* Exercise directions
Retype every line of the listing below, character for character, with nothing added, dropped, or changed.

* Data section
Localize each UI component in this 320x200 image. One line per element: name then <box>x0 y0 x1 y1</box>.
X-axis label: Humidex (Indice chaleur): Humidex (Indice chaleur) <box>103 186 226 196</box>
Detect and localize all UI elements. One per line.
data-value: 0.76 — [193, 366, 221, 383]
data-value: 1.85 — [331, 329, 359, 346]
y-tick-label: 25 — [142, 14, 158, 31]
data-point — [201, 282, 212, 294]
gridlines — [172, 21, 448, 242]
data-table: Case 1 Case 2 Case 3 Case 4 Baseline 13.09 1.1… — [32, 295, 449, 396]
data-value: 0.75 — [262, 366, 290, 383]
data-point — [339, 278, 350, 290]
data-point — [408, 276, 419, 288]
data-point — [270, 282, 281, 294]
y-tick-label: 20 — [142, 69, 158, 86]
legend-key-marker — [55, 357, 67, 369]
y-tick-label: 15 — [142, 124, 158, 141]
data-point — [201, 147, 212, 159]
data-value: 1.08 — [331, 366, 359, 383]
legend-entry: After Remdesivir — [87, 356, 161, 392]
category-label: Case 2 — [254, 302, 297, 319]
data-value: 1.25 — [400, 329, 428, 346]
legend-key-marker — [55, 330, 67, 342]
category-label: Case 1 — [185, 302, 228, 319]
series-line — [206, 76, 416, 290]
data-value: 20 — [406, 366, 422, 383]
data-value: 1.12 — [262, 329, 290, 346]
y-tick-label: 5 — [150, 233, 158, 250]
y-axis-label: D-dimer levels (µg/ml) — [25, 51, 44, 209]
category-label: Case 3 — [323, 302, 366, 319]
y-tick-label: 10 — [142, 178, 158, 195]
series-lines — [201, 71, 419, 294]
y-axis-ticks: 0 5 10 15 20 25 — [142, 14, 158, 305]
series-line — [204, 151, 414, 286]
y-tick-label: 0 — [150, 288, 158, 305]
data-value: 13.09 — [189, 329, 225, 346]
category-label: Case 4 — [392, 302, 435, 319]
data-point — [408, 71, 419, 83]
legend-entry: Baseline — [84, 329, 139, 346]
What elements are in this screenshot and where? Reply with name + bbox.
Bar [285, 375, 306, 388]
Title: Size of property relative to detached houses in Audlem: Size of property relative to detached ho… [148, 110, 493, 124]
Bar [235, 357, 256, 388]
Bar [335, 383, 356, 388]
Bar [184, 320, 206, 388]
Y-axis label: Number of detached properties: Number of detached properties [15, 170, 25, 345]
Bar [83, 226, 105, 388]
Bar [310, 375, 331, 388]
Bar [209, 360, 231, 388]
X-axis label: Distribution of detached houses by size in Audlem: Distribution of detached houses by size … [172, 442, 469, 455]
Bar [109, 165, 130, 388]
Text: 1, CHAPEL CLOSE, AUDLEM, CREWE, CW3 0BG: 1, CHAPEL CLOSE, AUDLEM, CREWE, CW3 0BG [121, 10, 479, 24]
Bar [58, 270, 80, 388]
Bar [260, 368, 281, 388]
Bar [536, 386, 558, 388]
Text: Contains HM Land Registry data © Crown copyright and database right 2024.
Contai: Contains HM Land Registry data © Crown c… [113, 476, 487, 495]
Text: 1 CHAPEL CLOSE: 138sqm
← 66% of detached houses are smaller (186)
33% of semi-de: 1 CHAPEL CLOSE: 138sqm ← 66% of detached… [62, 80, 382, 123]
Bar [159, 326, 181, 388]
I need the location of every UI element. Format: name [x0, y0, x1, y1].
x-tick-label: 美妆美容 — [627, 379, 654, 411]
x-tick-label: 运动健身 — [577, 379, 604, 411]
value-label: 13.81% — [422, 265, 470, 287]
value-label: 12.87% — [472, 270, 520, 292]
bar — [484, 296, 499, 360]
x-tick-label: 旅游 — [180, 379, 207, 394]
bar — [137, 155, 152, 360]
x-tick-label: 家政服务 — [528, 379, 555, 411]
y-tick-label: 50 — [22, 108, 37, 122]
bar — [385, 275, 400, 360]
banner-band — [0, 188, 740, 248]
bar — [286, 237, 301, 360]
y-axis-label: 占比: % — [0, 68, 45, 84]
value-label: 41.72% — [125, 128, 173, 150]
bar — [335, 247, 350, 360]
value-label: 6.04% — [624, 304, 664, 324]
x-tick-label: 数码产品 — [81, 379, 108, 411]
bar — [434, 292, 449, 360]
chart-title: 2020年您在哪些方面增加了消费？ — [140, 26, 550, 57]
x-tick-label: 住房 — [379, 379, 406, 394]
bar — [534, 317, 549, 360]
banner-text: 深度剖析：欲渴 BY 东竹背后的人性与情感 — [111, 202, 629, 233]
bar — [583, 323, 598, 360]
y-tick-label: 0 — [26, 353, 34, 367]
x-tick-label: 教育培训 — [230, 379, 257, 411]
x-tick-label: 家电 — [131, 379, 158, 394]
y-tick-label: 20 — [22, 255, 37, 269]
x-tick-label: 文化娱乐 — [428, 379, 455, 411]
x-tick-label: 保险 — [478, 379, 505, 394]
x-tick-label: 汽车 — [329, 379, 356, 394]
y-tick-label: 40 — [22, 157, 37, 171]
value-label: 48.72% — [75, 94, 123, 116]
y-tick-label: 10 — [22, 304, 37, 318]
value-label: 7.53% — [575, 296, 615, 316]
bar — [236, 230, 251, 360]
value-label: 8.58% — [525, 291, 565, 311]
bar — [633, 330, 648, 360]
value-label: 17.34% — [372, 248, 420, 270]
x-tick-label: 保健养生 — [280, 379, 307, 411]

* Answer to the problem
Localize each UI component in this 320x200 image. One line per element: name then <box>x0 y0 x1 y1</box>.
X-axis label: Humidex (Indice chaleur): Humidex (Indice chaleur) <box>103 186 226 196</box>
Detect and localize all UI elements. One per line.
data-value: 0.76 — [193, 366, 221, 383]
data-value: 1.85 — [331, 329, 359, 346]
y-tick-label: 25 — [142, 14, 158, 31]
data-point — [201, 282, 212, 294]
gridlines — [172, 21, 448, 242]
data-table: Case 1 Case 2 Case 3 Case 4 Baseline 13.09 1.1… — [32, 295, 449, 396]
data-value: 0.75 — [262, 366, 290, 383]
data-point — [339, 278, 350, 290]
data-point — [408, 276, 419, 288]
data-point — [270, 282, 281, 294]
y-tick-label: 20 — [142, 69, 158, 86]
legend-key-marker — [55, 357, 67, 369]
y-tick-label: 15 — [142, 124, 158, 141]
data-point — [201, 147, 212, 159]
data-value: 1.08 — [331, 366, 359, 383]
legend-entry: After Remdesivir — [87, 356, 161, 392]
category-label: Case 2 — [254, 302, 297, 319]
data-value: 1.25 — [400, 329, 428, 346]
legend-key-marker — [55, 330, 67, 342]
category-label: Case 1 — [185, 302, 228, 319]
series-line — [206, 76, 416, 290]
data-value: 20 — [406, 366, 422, 383]
data-value: 1.12 — [262, 329, 290, 346]
y-tick-label: 5 — [150, 233, 158, 250]
y-axis-label: D-dimer levels (µg/ml) — [25, 51, 44, 209]
category-label: Case 3 — [323, 302, 366, 319]
y-tick-label: 10 — [142, 178, 158, 195]
series-lines — [201, 71, 419, 294]
y-axis-ticks: 0 5 10 15 20 25 — [142, 14, 158, 305]
series-line — [204, 151, 414, 286]
y-tick-label: 0 — [150, 288, 158, 305]
data-value: 13.09 — [189, 329, 225, 346]
category-label: Case 4 — [392, 302, 435, 319]
data-point — [408, 71, 419, 83]
legend-entry: Baseline — [84, 329, 139, 346]
What elements are in this screenshot and where? Reply with name + bbox.
Bar [285, 375, 306, 388]
Title: Size of property relative to detached houses in Audlem: Size of property relative to detached ho… [148, 110, 493, 124]
Bar [235, 357, 256, 388]
Bar [335, 383, 356, 388]
Bar [184, 320, 206, 388]
Y-axis label: Number of detached properties: Number of detached properties [15, 170, 25, 345]
Bar [83, 226, 105, 388]
Bar [310, 375, 331, 388]
Bar [209, 360, 231, 388]
X-axis label: Distribution of detached houses by size in Audlem: Distribution of detached houses by size … [172, 442, 469, 455]
Bar [109, 165, 130, 388]
Text: 1, CHAPEL CLOSE, AUDLEM, CREWE, CW3 0BG: 1, CHAPEL CLOSE, AUDLEM, CREWE, CW3 0BG [121, 10, 479, 24]
Bar [58, 270, 80, 388]
Bar [260, 368, 281, 388]
Bar [536, 386, 558, 388]
Text: Contains HM Land Registry data © Crown copyright and database right 2024.
Contai: Contains HM Land Registry data © Crown c… [113, 476, 487, 495]
Text: 1 CHAPEL CLOSE: 138sqm
← 66% of detached houses are smaller (186)
33% of semi-de: 1 CHAPEL CLOSE: 138sqm ← 66% of detached… [62, 80, 382, 123]
Bar [159, 326, 181, 388]
I need the location of every UI element. Format: name [x0, y0, x1, y1].
x-tick-label: 美妆美容 — [627, 379, 654, 411]
x-tick-label: 运动健身 — [577, 379, 604, 411]
value-label: 13.81% — [422, 265, 470, 287]
value-label: 12.87% — [472, 270, 520, 292]
bar — [484, 296, 499, 360]
x-tick-label: 旅游 — [180, 379, 207, 394]
bar — [137, 155, 152, 360]
x-tick-label: 家政服务 — [528, 379, 555, 411]
y-tick-label: 50 — [22, 108, 37, 122]
bar — [385, 275, 400, 360]
banner-band — [0, 188, 740, 248]
bar — [286, 237, 301, 360]
y-axis-label: 占比: % — [0, 68, 45, 84]
value-label: 41.72% — [125, 128, 173, 150]
bar — [335, 247, 350, 360]
value-label: 6.04% — [624, 304, 664, 324]
x-tick-label: 数码产品 — [81, 379, 108, 411]
bar — [434, 292, 449, 360]
chart-title: 2020年您在哪些方面增加了消费？ — [140, 26, 550, 57]
x-tick-label: 住房 — [379, 379, 406, 394]
bar — [534, 317, 549, 360]
banner-text: 深度剖析：欲渴 BY 东竹背后的人性与情感 — [111, 202, 629, 233]
bar — [583, 323, 598, 360]
y-tick-label: 0 — [26, 353, 34, 367]
x-tick-label: 教育培训 — [230, 379, 257, 411]
x-tick-label: 家电 — [131, 379, 158, 394]
y-tick-label: 20 — [22, 255, 37, 269]
x-tick-label: 文化娱乐 — [428, 379, 455, 411]
x-tick-label: 保险 — [478, 379, 505, 394]
x-tick-label: 汽车 — [329, 379, 356, 394]
y-tick-label: 40 — [22, 157, 37, 171]
value-label: 48.72% — [75, 94, 123, 116]
y-tick-label: 10 — [22, 304, 37, 318]
value-label: 7.53% — [575, 296, 615, 316]
bar — [236, 230, 251, 360]
value-label: 8.58% — [525, 291, 565, 311]
bar — [633, 330, 648, 360]
value-label: 17.34% — [372, 248, 420, 270]
x-tick-label: 保健养生 — [280, 379, 307, 411]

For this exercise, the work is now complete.